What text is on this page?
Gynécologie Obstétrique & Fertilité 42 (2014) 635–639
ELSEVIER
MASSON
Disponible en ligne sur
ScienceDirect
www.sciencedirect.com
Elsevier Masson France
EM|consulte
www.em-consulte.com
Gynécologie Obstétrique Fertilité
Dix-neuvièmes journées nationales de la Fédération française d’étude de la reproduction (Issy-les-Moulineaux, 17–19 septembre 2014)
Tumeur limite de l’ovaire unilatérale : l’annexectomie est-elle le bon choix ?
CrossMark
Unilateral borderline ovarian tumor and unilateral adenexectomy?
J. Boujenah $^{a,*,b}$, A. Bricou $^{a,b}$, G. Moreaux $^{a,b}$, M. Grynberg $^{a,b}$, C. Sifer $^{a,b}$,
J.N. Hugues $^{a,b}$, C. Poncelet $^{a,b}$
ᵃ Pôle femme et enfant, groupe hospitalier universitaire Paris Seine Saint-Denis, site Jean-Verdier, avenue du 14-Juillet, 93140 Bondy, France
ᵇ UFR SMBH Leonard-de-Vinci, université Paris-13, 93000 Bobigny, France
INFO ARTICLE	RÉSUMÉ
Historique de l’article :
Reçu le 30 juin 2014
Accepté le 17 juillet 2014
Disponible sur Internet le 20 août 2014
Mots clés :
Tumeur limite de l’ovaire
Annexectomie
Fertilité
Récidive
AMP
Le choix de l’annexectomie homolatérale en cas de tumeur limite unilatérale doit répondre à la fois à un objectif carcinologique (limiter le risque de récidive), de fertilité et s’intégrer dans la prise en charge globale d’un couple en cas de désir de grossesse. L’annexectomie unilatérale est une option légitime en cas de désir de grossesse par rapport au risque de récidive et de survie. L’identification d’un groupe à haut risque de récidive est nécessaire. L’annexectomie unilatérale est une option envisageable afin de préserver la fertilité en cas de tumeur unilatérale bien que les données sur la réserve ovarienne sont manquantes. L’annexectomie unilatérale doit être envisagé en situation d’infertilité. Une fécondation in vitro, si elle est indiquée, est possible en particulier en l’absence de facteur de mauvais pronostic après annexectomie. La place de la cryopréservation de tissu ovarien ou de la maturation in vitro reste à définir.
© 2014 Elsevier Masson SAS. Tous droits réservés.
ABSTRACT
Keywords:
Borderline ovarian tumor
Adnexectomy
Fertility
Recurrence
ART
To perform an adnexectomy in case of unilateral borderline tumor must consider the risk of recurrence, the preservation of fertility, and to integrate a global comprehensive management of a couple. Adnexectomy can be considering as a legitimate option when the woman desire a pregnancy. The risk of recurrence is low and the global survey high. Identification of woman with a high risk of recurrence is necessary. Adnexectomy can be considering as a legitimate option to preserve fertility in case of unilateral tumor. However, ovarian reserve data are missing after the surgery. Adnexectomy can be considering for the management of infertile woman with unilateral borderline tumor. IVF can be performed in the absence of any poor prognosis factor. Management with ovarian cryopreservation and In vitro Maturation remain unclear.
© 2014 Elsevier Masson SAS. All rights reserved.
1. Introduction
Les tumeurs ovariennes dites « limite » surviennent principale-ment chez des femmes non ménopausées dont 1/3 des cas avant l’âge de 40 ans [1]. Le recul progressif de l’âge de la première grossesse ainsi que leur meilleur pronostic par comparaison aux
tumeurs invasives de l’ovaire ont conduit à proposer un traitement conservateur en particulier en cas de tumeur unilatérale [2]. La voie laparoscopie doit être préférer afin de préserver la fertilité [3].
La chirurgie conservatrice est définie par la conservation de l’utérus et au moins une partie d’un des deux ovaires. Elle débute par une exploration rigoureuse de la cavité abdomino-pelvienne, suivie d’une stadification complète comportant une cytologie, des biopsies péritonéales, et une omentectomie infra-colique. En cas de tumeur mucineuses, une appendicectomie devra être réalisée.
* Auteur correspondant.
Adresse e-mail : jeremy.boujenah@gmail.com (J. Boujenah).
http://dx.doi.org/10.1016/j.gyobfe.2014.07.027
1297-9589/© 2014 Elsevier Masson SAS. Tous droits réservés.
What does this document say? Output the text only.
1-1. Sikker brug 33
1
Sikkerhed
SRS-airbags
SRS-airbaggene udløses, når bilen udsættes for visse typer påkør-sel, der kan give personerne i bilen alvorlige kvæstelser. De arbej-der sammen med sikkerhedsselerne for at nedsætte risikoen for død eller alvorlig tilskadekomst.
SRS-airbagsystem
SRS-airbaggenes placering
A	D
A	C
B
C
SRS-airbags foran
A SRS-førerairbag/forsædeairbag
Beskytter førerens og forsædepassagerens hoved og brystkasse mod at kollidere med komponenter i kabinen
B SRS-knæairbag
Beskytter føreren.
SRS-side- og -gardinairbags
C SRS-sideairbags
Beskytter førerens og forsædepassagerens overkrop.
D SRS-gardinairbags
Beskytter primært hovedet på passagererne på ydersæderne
= = =
Work task:
Nothing in the listing should be left out; repeat it exactly.

Exercise output:
What text is on this page?
Gynécologie Obstétrique & Fertilité 42 (2014) 635–639
ELSEVIER
MASSON
Disponible en ligne sur
ScienceDirect
www.sciencedirect.com
Elsevier Masson France
EM|consulte
www.em-consulte.com
Gynécologie Obstétrique Fertilité
Dix-neuvièmes journées nationales de la Fédération française d’étude de la reproduction (Issy-les-Moulineaux, 17–19 septembre 2014)
Tumeur limite de l’ovaire unilatérale : l’annexectomie est-elle le bon choix ?
CrossMark
Unilateral borderline ovarian tumor and unilateral adenexectomy?
J. Boujenah $^{a,*,b}$, A. Bricou $^{a,b}$, G. Moreaux $^{a,b}$, M. Grynberg $^{a,b}$, C. Sifer $^{a,b}$,
J.N. Hugues $^{a,b}$, C. Poncelet $^{a,b}$
ᵃ Pôle femme et enfant, groupe hospitalier universitaire Paris Seine Saint-Denis, site Jean-Verdier, avenue du 14-Juillet, 93140 Bondy, France
ᵇ UFR SMBH Leonard-de-Vinci, université Paris-13, 93000 Bobigny, France
INFO ARTICLE	RÉSUMÉ
Historique de l’article :
Reçu le 30 juin 2014
Accepté le 17 juillet 2014
Disponible sur Internet le 20 août 2014
Mots clés :
Tumeur limite de l’ovaire
Annexectomie
Fertilité
Récidive
AMP
Le choix de l’annexectomie homolatérale en cas de tumeur limite unilatérale doit répondre à la fois à un objectif carcinologique (limiter le risque de récidive), de fertilité et s’intégrer dans la prise en charge globale d’un couple en cas de désir de grossesse. L’annexectomie unilatérale est une option légitime en cas de désir de grossesse par rapport au risque de récidive et de survie. L’identification d’un groupe à haut risque de récidive est nécessaire. L’annexectomie unilatérale est une option envisageable afin de préserver la fertilité en cas de tumeur unilatérale bien que les données sur la réserve ovarienne sont manquantes. L’annexectomie unilatérale doit être envisagé en situation d’infertilité. Une fécondation in vitro, si elle est indiquée, est possible en particulier en l’absence de facteur de mauvais pronostic après annexectomie. La place de la cryopréservation de tissu ovarien ou de la maturation in vitro reste à définir.
© 2014 Elsevier Masson SAS. Tous droits réservés.
ABSTRACT
Keywords:
Borderline ovarian tumor
Adnexectomy
Fertility
Recurrence
ART
To perform an adnexectomy in case of unilateral borderline tumor must consider the risk of recurrence, the preservation of fertility, and to integrate a global comprehensive management of a couple. Adnexectomy can be considering as a legitimate option when the woman desire a pregnancy. The risk of recurrence is low and the global survey high. Identification of woman with a high risk of recurrence is necessary. Adnexectomy can be considering as a legitimate option to preserve fertility in case of unilateral tumor. However, ovarian reserve data are missing after the surgery. Adnexectomy can be considering for the management of infertile woman with unilateral borderline tumor. IVF can be performed in the absence of any poor prognosis factor. Management with ovarian cryopreservation and In vitro Maturation remain unclear.
© 2014 Elsevier Masson SAS. All rights reserved.
1. Introduction
Les tumeurs ovariennes dites « limite » surviennent principale-ment chez des femmes non ménopausées dont 1/3 des cas avant l’âge de 40 ans [1]. Le recul progressif de l’âge de la première grossesse ainsi que leur meilleur pronostic par comparaison aux
tumeurs invasives de l’ovaire ont conduit à proposer un traitement conservateur en particulier en cas de tumeur unilatérale [2]. La voie laparoscopie doit être préférer afin de préserver la fertilité [3].
La chirurgie conservatrice est définie par la conservation de l’utérus et au moins une partie d’un des deux ovaires. Elle débute par une exploration rigoureuse de la cavité abdomino-pelvienne, suivie d’une stadification complète comportant une cytologie, des biopsies péritonéales, et une omentectomie infra-colique. En cas de tumeur mucineuses, une appendicectomie devra être réalisée.
* Auteur correspondant.
Adresse e-mail : jeremy.boujenah@gmail.com (J. Boujenah).
http://dx.doi.org/10.1016/j.gyobfe.2014.07.027
1297-9589/© 2014 Elsevier Masson SAS. Tous droits réservés.
What does this document say? Output the text only.
1-1. Sikker brug 33
1
Sikkerhed
SRS-airbags
SRS-airbaggene udløses, når bilen udsættes for visse typer påkør-sel, der kan give personerne i bilen alvorlige kvæstelser. De arbej-der sammen med sikkerhedsselerne for at nedsætte risikoen for død eller alvorlig tilskadekomst.
SRS-airbagsystem
SRS-airbaggenes placering
A	D
A	C
B
C
SRS-airbags foran
A SRS-førerairbag/forsædeairbag
Beskytter førerens og forsædepassagerens hoved og brystkasse mod at kollidere med komponenter i kabinen
B SRS-knæairbag
Beskytter føreren.
SRS-side- og -gardinairbags
C SRS-sideairbags
Beskytter førerens og forsædepassagerens overkrop.
D SRS-gardinairbags
Beskytter primært hovedet på passagererne på ydersæderne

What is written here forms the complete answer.